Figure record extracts
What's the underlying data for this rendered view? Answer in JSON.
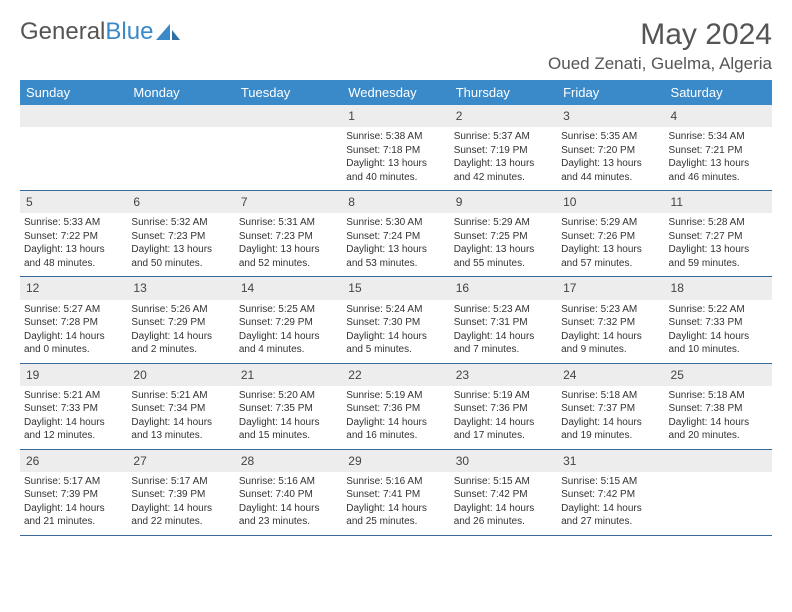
{
  "logo": {
    "part1": "General",
    "part2": "Blue"
  },
  "title": "May 2024",
  "location": "Oued Zenati, Guelma, Algeria",
  "day_headers": [
    "Sunday",
    "Monday",
    "Tuesday",
    "Wednesday",
    "Thursday",
    "Friday",
    "Saturday"
  ],
  "colors": {
    "header_bg": "#3a8ac9",
    "header_text": "#ffffff",
    "daynum_bg": "#ededed",
    "border": "#3a6a9a",
    "logo_blue": "#3a8ac9"
  },
  "weeks": [
    {
      "nums": [
        "",
        "",
        "",
        "1",
        "2",
        "3",
        "4"
      ],
      "cells": [
        [],
        [],
        [],
        [
          "Sunrise: 5:38 AM",
          "Sunset: 7:18 PM",
          "Daylight: 13 hours",
          "and 40 minutes."
        ],
        [
          "Sunrise: 5:37 AM",
          "Sunset: 7:19 PM",
          "Daylight: 13 hours",
          "and 42 minutes."
        ],
        [
          "Sunrise: 5:35 AM",
          "Sunset: 7:20 PM",
          "Daylight: 13 hours",
          "and 44 minutes."
        ],
        [
          "Sunrise: 5:34 AM",
          "Sunset: 7:21 PM",
          "Daylight: 13 hours",
          "and 46 minutes."
        ]
      ]
    },
    {
      "nums": [
        "5",
        "6",
        "7",
        "8",
        "9",
        "10",
        "11"
      ],
      "cells": [
        [
          "Sunrise: 5:33 AM",
          "Sunset: 7:22 PM",
          "Daylight: 13 hours",
          "and 48 minutes."
        ],
        [
          "Sunrise: 5:32 AM",
          "Sunset: 7:23 PM",
          "Daylight: 13 hours",
          "and 50 minutes."
        ],
        [
          "Sunrise: 5:31 AM",
          "Sunset: 7:23 PM",
          "Daylight: 13 hours",
          "and 52 minutes."
        ],
        [
          "Sunrise: 5:30 AM",
          "Sunset: 7:24 PM",
          "Daylight: 13 hours",
          "and 53 minutes."
        ],
        [
          "Sunrise: 5:29 AM",
          "Sunset: 7:25 PM",
          "Daylight: 13 hours",
          "and 55 minutes."
        ],
        [
          "Sunrise: 5:29 AM",
          "Sunset: 7:26 PM",
          "Daylight: 13 hours",
          "and 57 minutes."
        ],
        [
          "Sunrise: 5:28 AM",
          "Sunset: 7:27 PM",
          "Daylight: 13 hours",
          "and 59 minutes."
        ]
      ]
    },
    {
      "nums": [
        "12",
        "13",
        "14",
        "15",
        "16",
        "17",
        "18"
      ],
      "cells": [
        [
          "Sunrise: 5:27 AM",
          "Sunset: 7:28 PM",
          "Daylight: 14 hours",
          "and 0 minutes."
        ],
        [
          "Sunrise: 5:26 AM",
          "Sunset: 7:29 PM",
          "Daylight: 14 hours",
          "and 2 minutes."
        ],
        [
          "Sunrise: 5:25 AM",
          "Sunset: 7:29 PM",
          "Daylight: 14 hours",
          "and 4 minutes."
        ],
        [
          "Sunrise: 5:24 AM",
          "Sunset: 7:30 PM",
          "Daylight: 14 hours",
          "and 5 minutes."
        ],
        [
          "Sunrise: 5:23 AM",
          "Sunset: 7:31 PM",
          "Daylight: 14 hours",
          "and 7 minutes."
        ],
        [
          "Sunrise: 5:23 AM",
          "Sunset: 7:32 PM",
          "Daylight: 14 hours",
          "and 9 minutes."
        ],
        [
          "Sunrise: 5:22 AM",
          "Sunset: 7:33 PM",
          "Daylight: 14 hours",
          "and 10 minutes."
        ]
      ]
    },
    {
      "nums": [
        "19",
        "20",
        "21",
        "22",
        "23",
        "24",
        "25"
      ],
      "cells": [
        [
          "Sunrise: 5:21 AM",
          "Sunset: 7:33 PM",
          "Daylight: 14 hours",
          "and 12 minutes."
        ],
        [
          "Sunrise: 5:21 AM",
          "Sunset: 7:34 PM",
          "Daylight: 14 hours",
          "and 13 minutes."
        ],
        [
          "Sunrise: 5:20 AM",
          "Sunset: 7:35 PM",
          "Daylight: 14 hours",
          "and 15 minutes."
        ],
        [
          "Sunrise: 5:19 AM",
          "Sunset: 7:36 PM",
          "Daylight: 14 hours",
          "and 16 minutes."
        ],
        [
          "Sunrise: 5:19 AM",
          "Sunset: 7:36 PM",
          "Daylight: 14 hours",
          "and 17 minutes."
        ],
        [
          "Sunrise: 5:18 AM",
          "Sunset: 7:37 PM",
          "Daylight: 14 hours",
          "and 19 minutes."
        ],
        [
          "Sunrise: 5:18 AM",
          "Sunset: 7:38 PM",
          "Daylight: 14 hours",
          "and 20 minutes."
        ]
      ]
    },
    {
      "nums": [
        "26",
        "27",
        "28",
        "29",
        "30",
        "31",
        ""
      ],
      "cells": [
        [
          "Sunrise: 5:17 AM",
          "Sunset: 7:39 PM",
          "Daylight: 14 hours",
          "and 21 minutes."
        ],
        [
          "Sunrise: 5:17 AM",
          "Sunset: 7:39 PM",
          "Daylight: 14 hours",
          "and 22 minutes."
        ],
        [
          "Sunrise: 5:16 AM",
          "Sunset: 7:40 PM",
          "Daylight: 14 hours",
          "and 23 minutes."
        ],
        [
          "Sunrise: 5:16 AM",
          "Sunset: 7:41 PM",
          "Daylight: 14 hours",
          "and 25 minutes."
        ],
        [
          "Sunrise: 5:15 AM",
          "Sunset: 7:42 PM",
          "Daylight: 14 hours",
          "and 26 minutes."
        ],
        [
          "Sunrise: 5:15 AM",
          "Sunset: 7:42 PM",
          "Daylight: 14 hours",
          "and 27 minutes."
        ],
        []
      ]
    }
  ]
}
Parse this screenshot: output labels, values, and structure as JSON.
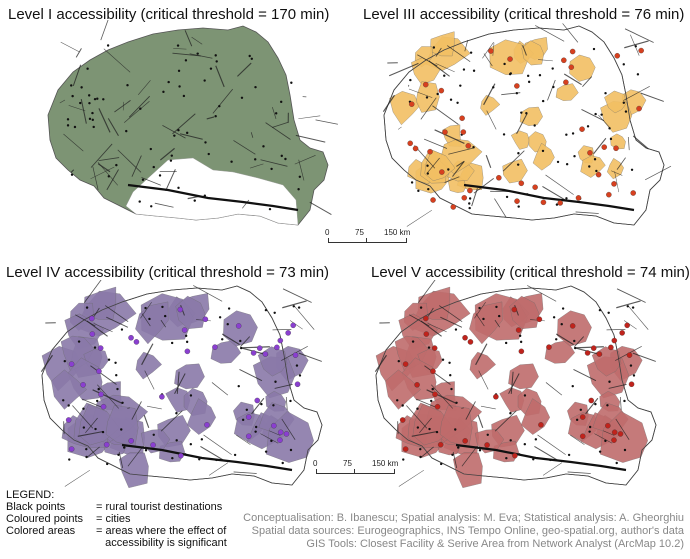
{
  "panels": {
    "level1": {
      "title": "Level I accessibility (critical threshold = 170 min)",
      "fill": "#7d9474"
    },
    "level3": {
      "title": "Level III accessibility (critical threshold = 76 min)",
      "fill": "#f2bf63",
      "point_color": "#d7401f"
    },
    "level4": {
      "title": "Level IV accessibility (critical threshold = 73 min)",
      "fill": "#8a79a8",
      "point_color": "#8a3fd0"
    },
    "level5": {
      "title": "Level V accessibility (critical threshold = 74 min)",
      "fill": "#bf6b6b",
      "point_color": "#c0231c"
    }
  },
  "scalebars": [
    {
      "labels": [
        "0",
        "75",
        "150 km"
      ]
    },
    {
      "labels": [
        "0",
        "75",
        "150 km"
      ]
    }
  ],
  "legend": {
    "title": "LEGEND:",
    "rows": [
      {
        "key": "Black points",
        "value": "= rural tourist destinations"
      },
      {
        "key": "Coloured points",
        "value": "= cities"
      },
      {
        "key": "Colored areas",
        "value": "= areas where the effect of"
      },
      {
        "key": "",
        "value": "   accessibility is significant"
      }
    ]
  },
  "credits": [
    "Conceptualisation: B. Ibanescu; Spatial analysis: M. Eva; Statistical analysis: A. Gheorghiu",
    "Spatial data sources: Eurogeographics, INS Tempo Online, geo-spatial.org, author's data",
    "GIS Tools: Closest Facility & Serive Area from Network Analyst (ArcMap 10.2)"
  ]
}
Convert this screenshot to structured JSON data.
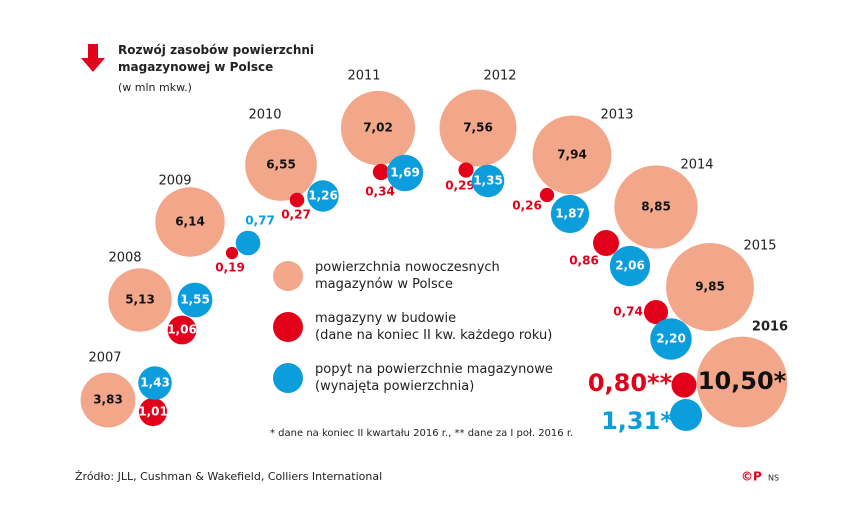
{
  "chart_data": {
    "type": "bubble",
    "title": "Rozwój zasobów powierzchni\nmagazynowej w Polsce",
    "subtitle": "(w mln mkw.)",
    "categories": [
      "2007",
      "2008",
      "2009",
      "2010",
      "2011",
      "2012",
      "2013",
      "2014",
      "2015",
      "2016"
    ],
    "series": [
      {
        "name": "powierzchnia nowoczesnych\nmagazynów w Polsce",
        "color": "#f3a78a",
        "values": [
          3.83,
          5.13,
          6.14,
          6.55,
          7.02,
          7.56,
          7.94,
          8.85,
          9.85,
          10.5
        ],
        "value_labels": [
          "3,83",
          "5,13",
          "6,14",
          "6,55",
          "7,02",
          "7,56",
          "7,94",
          "8,85",
          "9,85",
          "10,50*"
        ]
      },
      {
        "name": "magazyny w budowie\n(dane na koniec II kw. każdego roku)",
        "color": "#e2001a",
        "values": [
          1.01,
          1.06,
          0.19,
          0.27,
          0.34,
          0.29,
          0.26,
          0.86,
          0.74,
          0.8
        ],
        "value_labels": [
          "1,01",
          "1,06",
          "0,19",
          "0,27",
          "0,34",
          "0,29",
          "0,26",
          "0,86",
          "0,74",
          "0,80**"
        ]
      },
      {
        "name": "popyt na powierzchnie magazynowe\n(wynajęta powierzchnia)",
        "color": "#0b9ddc",
        "values": [
          1.43,
          1.55,
          0.77,
          1.26,
          1.69,
          1.35,
          1.87,
          2.06,
          2.2,
          1.31
        ],
        "value_labels": [
          "1,43",
          "1,55",
          "0,77",
          "1,26",
          "1,69",
          "1,35",
          "1,87",
          "2,06",
          "2,20",
          "1,31*"
        ]
      }
    ],
    "footnote": "* dane na koniec II kwartału 2016 r., ** dane za I poł. 2016 r.",
    "source": "Źródło: JLL, Cushman & Wakefield, Colliers International",
    "copyright": "©P",
    "credit": "NS"
  }
}
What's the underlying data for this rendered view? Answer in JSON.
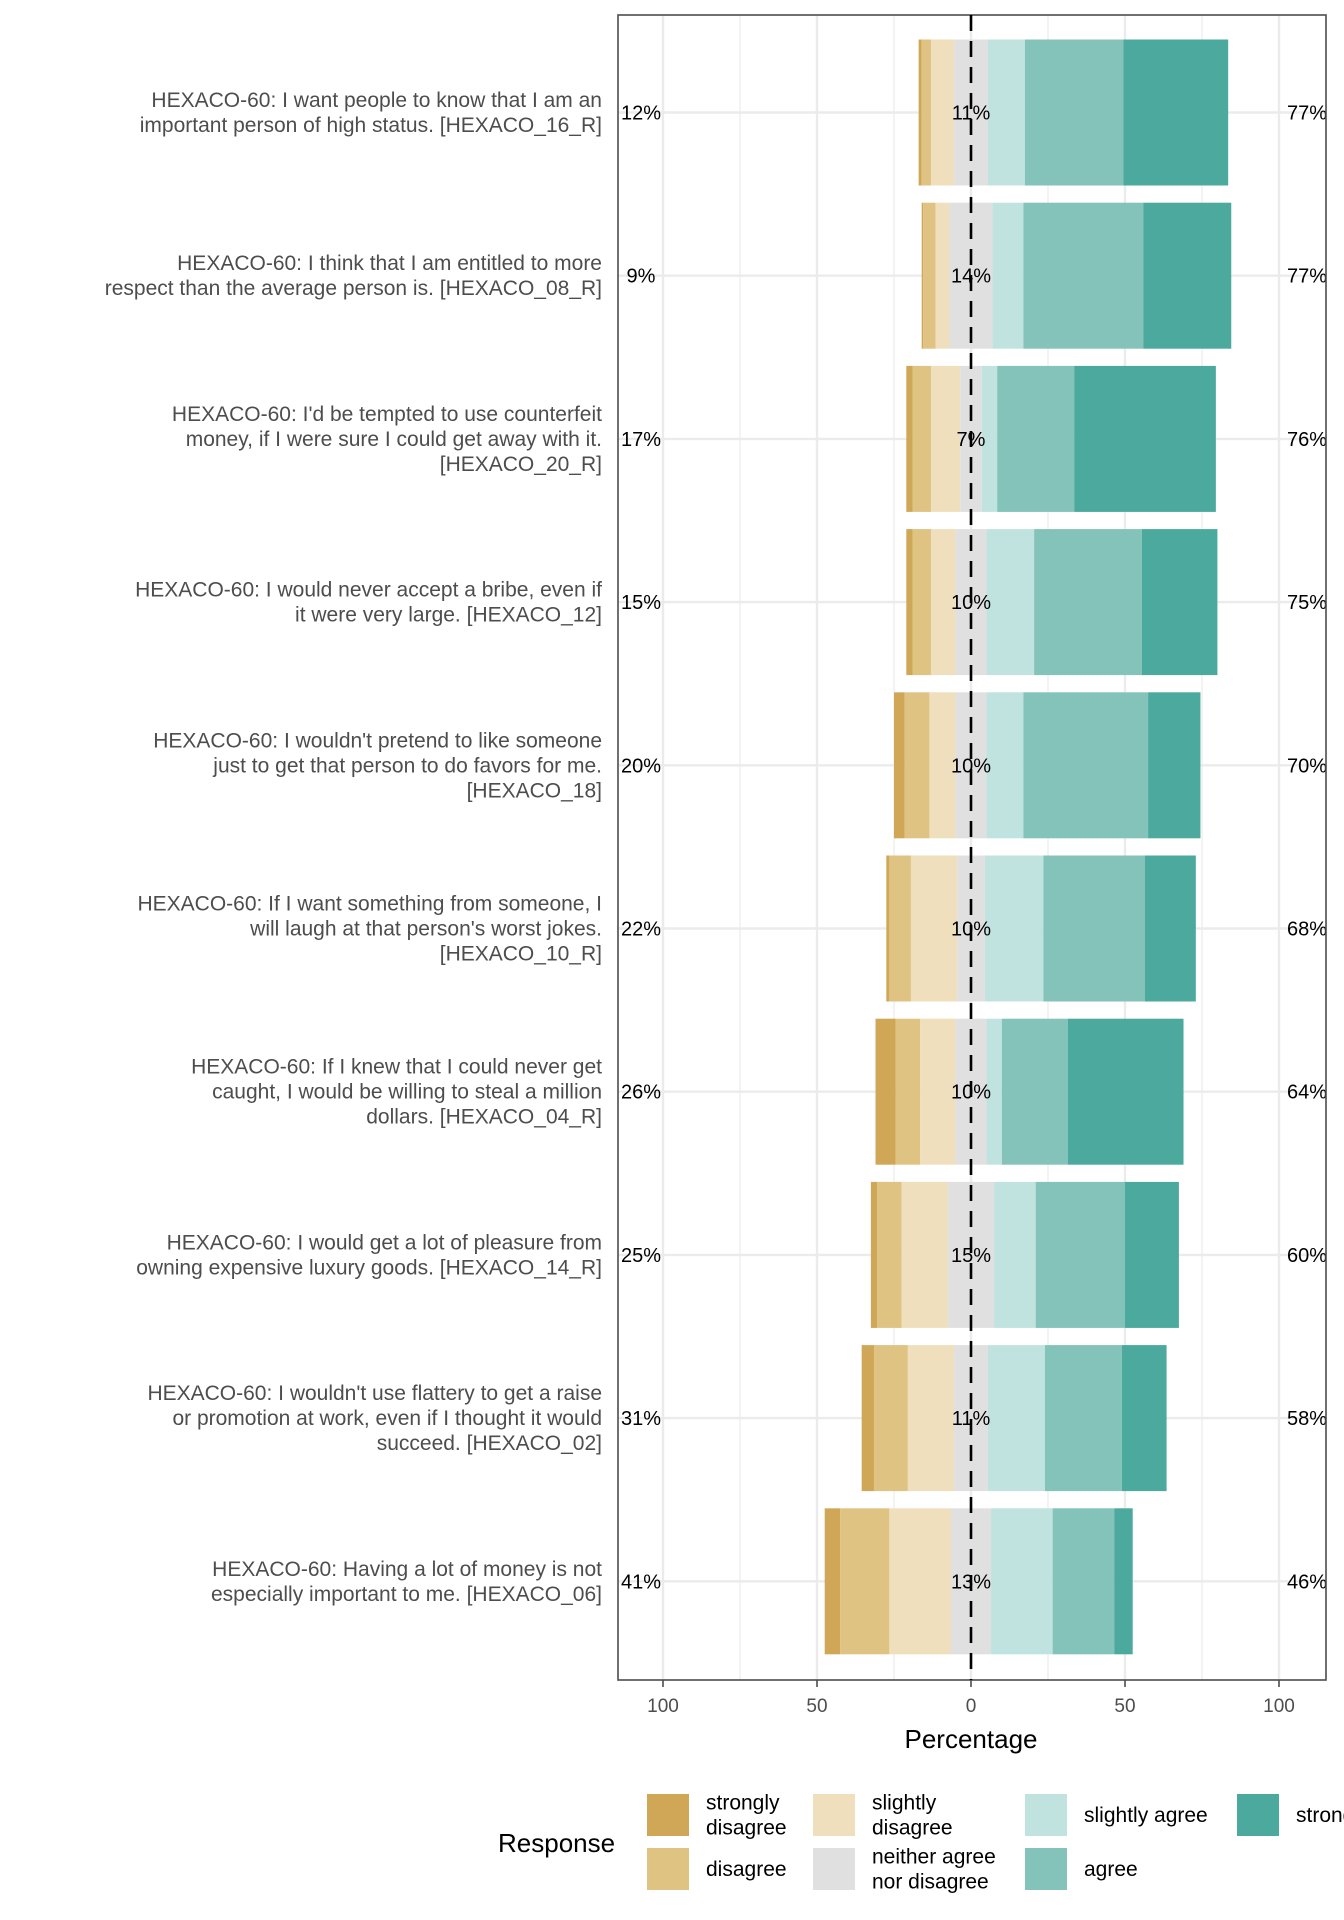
{
  "chart_data": {
    "type": "bar",
    "subtype": "diverging-stacked-likert",
    "xlabel": "Percentage",
    "xlim": [
      -100,
      100
    ],
    "x_ticks": [
      -100,
      -50,
      0,
      50,
      100
    ],
    "x_tick_labels": [
      "100",
      "50",
      "0",
      "50",
      "100"
    ],
    "legend_title": "Response",
    "legend_position": "bottom",
    "levels": [
      {
        "key": "sd",
        "label": "strongly disagree",
        "lines": [
          "strongly",
          "disagree"
        ],
        "color": "#CFA756"
      },
      {
        "key": "d",
        "label": "disagree",
        "lines": [
          "disagree"
        ],
        "color": "#DFC382"
      },
      {
        "key": "sld",
        "label": "slightly disagree",
        "lines": [
          "slightly",
          "disagree"
        ],
        "color": "#EFDFBC"
      },
      {
        "key": "n",
        "label": "neither agree nor disagree",
        "lines": [
          "neither agree",
          "nor disagree"
        ],
        "color": "#E0E0E0"
      },
      {
        "key": "sla",
        "label": "slightly agree",
        "lines": [
          "slightly agree"
        ],
        "color": "#C0E3DF"
      },
      {
        "key": "a",
        "label": "agree",
        "lines": [
          "agree"
        ],
        "color": "#84C3B9"
      },
      {
        "key": "sa",
        "label": "strongly agree",
        "lines": [
          "strongly agree"
        ],
        "color": "#4BA99D"
      }
    ],
    "items": [
      {
        "label_lines": [
          "HEXACO-60: I want people to know that I am an",
          "important person of high status. [HEXACO_16_R]"
        ],
        "low_label": "12%",
        "neutral_label": "11%",
        "high_label": "77%",
        "values": [
          1,
          3,
          7.5,
          11,
          12,
          32,
          34
        ]
      },
      {
        "label_lines": [
          "HEXACO-60: I think that I am entitled to more",
          "respect than the average person is. [HEXACO_08_R]"
        ],
        "low_label": "9%",
        "neutral_label": "14%",
        "high_label": "77%",
        "values": [
          0.5,
          4,
          4.5,
          14,
          10,
          39,
          28.5
        ]
      },
      {
        "label_lines": [
          "HEXACO-60: I'd be tempted to use counterfeit",
          "money, if I were sure I could get away with it.",
          "[HEXACO_20_R]"
        ],
        "low_label": "17%",
        "neutral_label": "7%",
        "high_label": "76%",
        "values": [
          2,
          6,
          9.5,
          7,
          5,
          25,
          46
        ]
      },
      {
        "label_lines": [
          "HEXACO-60: I would never accept a bribe, even if",
          "it were very large. [HEXACO_12]"
        ],
        "low_label": "15%",
        "neutral_label": "10%",
        "high_label": "75%",
        "values": [
          2,
          6,
          8,
          10,
          15.5,
          35,
          24.5
        ]
      },
      {
        "label_lines": [
          "HEXACO-60: I wouldn't pretend to like someone",
          "just to get that person to do favors for me.",
          "[HEXACO_18]"
        ],
        "low_label": "20%",
        "neutral_label": "10%",
        "high_label": "70%",
        "values": [
          3.5,
          8,
          8.5,
          10,
          12,
          40.5,
          17
        ]
      },
      {
        "label_lines": [
          "HEXACO-60: If I want something from someone, I",
          "will laugh at that person's worst jokes.",
          "[HEXACO_10_R]"
        ],
        "low_label": "22%",
        "neutral_label": "10%",
        "high_label": "68%",
        "values": [
          1,
          7,
          15,
          9,
          19,
          33,
          16.5
        ]
      },
      {
        "label_lines": [
          "HEXACO-60: If I knew that I could never get",
          "caught, I would be willing to steal a million",
          "dollars. [HEXACO_04_R]"
        ],
        "low_label": "26%",
        "neutral_label": "10%",
        "high_label": "64%",
        "values": [
          6.5,
          8,
          11.5,
          10,
          5,
          21.5,
          37.5
        ]
      },
      {
        "label_lines": [
          "HEXACO-60: I would get a lot of pleasure from",
          "owning expensive luxury goods. [HEXACO_14_R]"
        ],
        "low_label": "25%",
        "neutral_label": "15%",
        "high_label": "60%",
        "values": [
          2,
          8,
          15,
          15,
          13.5,
          29,
          17.5
        ]
      },
      {
        "label_lines": [
          "HEXACO-60: I wouldn't use flattery to get a raise",
          "or promotion at work, even if I thought it would",
          "succeed. [HEXACO_02]"
        ],
        "low_label": "31%",
        "neutral_label": "11%",
        "high_label": "58%",
        "values": [
          4,
          11,
          15,
          11,
          18.5,
          25,
          14.5
        ]
      },
      {
        "label_lines": [
          "HEXACO-60: Having a lot of money is not",
          "especially important to me. [HEXACO_06]"
        ],
        "low_label": "41%",
        "neutral_label": "13%",
        "high_label": "46%",
        "values": [
          5,
          16,
          20,
          13,
          20,
          20,
          6
        ]
      }
    ]
  }
}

** What you are asked to do **
For each line above that contains the word "fill", copy that line.

** Written reply **
      "fill": "#7d9474"
      "fill": "#f2bf63",
      "fill": "#8a79a8",
      "fill": "#bf6b6b",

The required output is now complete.